TASK PROMPT:
Without omitting anything, retype the data that follows.
* begin SOURCE RECORDS *
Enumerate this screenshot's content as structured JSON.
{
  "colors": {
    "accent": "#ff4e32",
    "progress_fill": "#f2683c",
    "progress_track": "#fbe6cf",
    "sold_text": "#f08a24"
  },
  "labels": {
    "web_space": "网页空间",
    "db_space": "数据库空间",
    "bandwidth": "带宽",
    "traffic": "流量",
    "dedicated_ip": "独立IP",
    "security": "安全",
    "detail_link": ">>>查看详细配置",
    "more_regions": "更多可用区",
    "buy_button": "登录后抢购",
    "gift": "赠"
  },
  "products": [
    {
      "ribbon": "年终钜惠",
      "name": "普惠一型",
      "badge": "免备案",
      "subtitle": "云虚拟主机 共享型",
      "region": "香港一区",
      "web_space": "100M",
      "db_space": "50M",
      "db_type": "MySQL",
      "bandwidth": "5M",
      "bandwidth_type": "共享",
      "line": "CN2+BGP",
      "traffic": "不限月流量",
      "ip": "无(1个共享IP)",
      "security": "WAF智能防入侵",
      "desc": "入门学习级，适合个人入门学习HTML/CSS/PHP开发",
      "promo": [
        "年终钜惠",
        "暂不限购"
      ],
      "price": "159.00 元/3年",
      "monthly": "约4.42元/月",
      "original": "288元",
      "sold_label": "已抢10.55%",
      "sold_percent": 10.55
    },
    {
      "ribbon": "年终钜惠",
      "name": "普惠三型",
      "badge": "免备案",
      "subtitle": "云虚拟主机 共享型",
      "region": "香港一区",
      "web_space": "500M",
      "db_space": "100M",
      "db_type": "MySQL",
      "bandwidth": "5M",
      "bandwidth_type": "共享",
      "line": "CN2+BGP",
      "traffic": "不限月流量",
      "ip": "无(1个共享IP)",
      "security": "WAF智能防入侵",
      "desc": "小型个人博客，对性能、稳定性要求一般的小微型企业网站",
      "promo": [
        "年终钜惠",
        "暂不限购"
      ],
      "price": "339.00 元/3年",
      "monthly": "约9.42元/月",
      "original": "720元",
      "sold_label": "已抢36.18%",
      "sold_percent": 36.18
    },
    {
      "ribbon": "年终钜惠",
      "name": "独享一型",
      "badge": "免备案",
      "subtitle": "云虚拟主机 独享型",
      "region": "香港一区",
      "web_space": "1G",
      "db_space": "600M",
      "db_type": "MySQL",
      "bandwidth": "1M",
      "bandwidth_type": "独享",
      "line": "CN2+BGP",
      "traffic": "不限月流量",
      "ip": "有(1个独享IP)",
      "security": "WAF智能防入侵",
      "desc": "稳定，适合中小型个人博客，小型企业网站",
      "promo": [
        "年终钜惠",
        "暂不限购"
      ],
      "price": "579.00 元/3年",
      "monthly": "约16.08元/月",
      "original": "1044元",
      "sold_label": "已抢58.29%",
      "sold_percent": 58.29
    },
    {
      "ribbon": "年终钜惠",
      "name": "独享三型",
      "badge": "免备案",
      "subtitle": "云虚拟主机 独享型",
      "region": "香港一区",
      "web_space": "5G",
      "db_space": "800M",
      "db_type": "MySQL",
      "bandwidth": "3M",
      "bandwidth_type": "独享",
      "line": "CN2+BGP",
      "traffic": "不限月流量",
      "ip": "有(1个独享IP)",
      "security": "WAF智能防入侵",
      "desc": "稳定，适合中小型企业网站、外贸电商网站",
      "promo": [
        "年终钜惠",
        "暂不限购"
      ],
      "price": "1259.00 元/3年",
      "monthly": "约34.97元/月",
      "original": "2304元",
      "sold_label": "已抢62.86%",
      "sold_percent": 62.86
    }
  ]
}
* end SOURCE RECORDS *
WRITTEN RESPONSE:
Enumerate this screenshot's content as structured JSON.
{
  "colors": {
    "accent": "#ff4e32",
    "progress_fill": "#f2683c",
    "progress_track": "#fbe6cf",
    "sold_text": "#f08a24"
  },
  "labels": {
    "web_space": "网页空间",
    "db_space": "数据库空间",
    "bandwidth": "带宽",
    "traffic": "流量",
    "dedicated_ip": "独立IP",
    "security": "安全",
    "detail_link": ">>>查看详细配置",
    "more_regions": "更多可用区",
    "buy_button": "登录后抢购",
    "gift": "赠"
  },
  "products": [
    {
      "ribbon": "年终钜惠",
      "name": "普惠一型",
      "badge": "免备案",
      "subtitle": "云虚拟主机 共享型",
      "region": "香港一区",
      "web_space": "100M",
      "db_space": "50M",
      "db_type": "MySQL",
      "bandwidth": "5M",
      "bandwidth_type": "共享",
      "line": "CN2+BGP",
      "traffic": "不限月流量",
      "ip": "无(1个共享IP)",
      "security": "WAF智能防入侵",
      "desc": "入门学习级，适合个人入门学习HTML/CSS/PHP开发",
      "promo": [
        "年终钜惠",
        "暂不限购"
      ],
      "price": "159.00 元/3年",
      "monthly": "约4.42元/月",
      "original": "288元",
      "sold_label": "已抢10.55%",
      "sold_percent": 10.55
    },
    {
      "ribbon": "年终钜惠",
      "name": "普惠三型",
      "badge": "免备案",
      "subtitle": "云虚拟主机 共享型",
      "region": "香港一区",
      "web_space": "500M",
      "db_space": "100M",
      "db_type": "MySQL",
      "bandwidth": "5M",
      "bandwidth_type": "共享",
      "line": "CN2+BGP",
      "traffic": "不限月流量",
      "ip": "无(1个共享IP)",
      "security": "WAF智能防入侵",
      "desc": "小型个人博客，对性能、稳定性要求一般的小微型企业网站",
      "promo": [
        "年终钜惠",
        "暂不限购"
      ],
      "price": "339.00 元/3年",
      "monthly": "约9.42元/月",
      "original": "720元",
      "sold_label": "已抢36.18%",
      "sold_percent": 36.18
    },
    {
      "ribbon": "年终钜惠",
      "name": "独享一型",
      "badge": "免备案",
      "subtitle": "云虚拟主机 独享型",
      "region": "香港一区",
      "web_space": "1G",
      "db_space": "600M",
      "db_type": "MySQL",
      "bandwidth": "1M",
      "bandwidth_type": "独享",
      "line": "CN2+BGP",
      "traffic": "不限月流量",
      "ip": "有(1个独享IP)",
      "security": "WAF智能防入侵",
      "desc": "稳定，适合中小型个人博客，小型企业网站",
      "promo": [
        "年终钜惠",
        "暂不限购"
      ],
      "price": "579.00 元/3年",
      "monthly": "约16.08元/月",
      "original": "1044元",
      "sold_label": "已抢58.29%",
      "sold_percent": 58.29
    },
    {
      "ribbon": "年终钜惠",
      "name": "独享三型",
      "badge": "免备案",
      "subtitle": "云虚拟主机 独享型",
      "region": "香港一区",
      "web_space": "5G",
      "db_space": "800M",
      "db_type": "MySQL",
      "bandwidth": "3M",
      "bandwidth_type": "独享",
      "line": "CN2+BGP",
      "traffic": "不限月流量",
      "ip": "有(1个独享IP)",
      "security": "WAF智能防入侵",
      "desc": "稳定，适合中小型企业网站、外贸电商网站",
      "promo": [
        "年终钜惠",
        "暂不限购"
      ],
      "price": "1259.00 元/3年",
      "monthly": "约34.97元/月",
      "original": "2304元",
      "sold_label": "已抢62.86%",
      "sold_percent": 62.86
    }
  ]
}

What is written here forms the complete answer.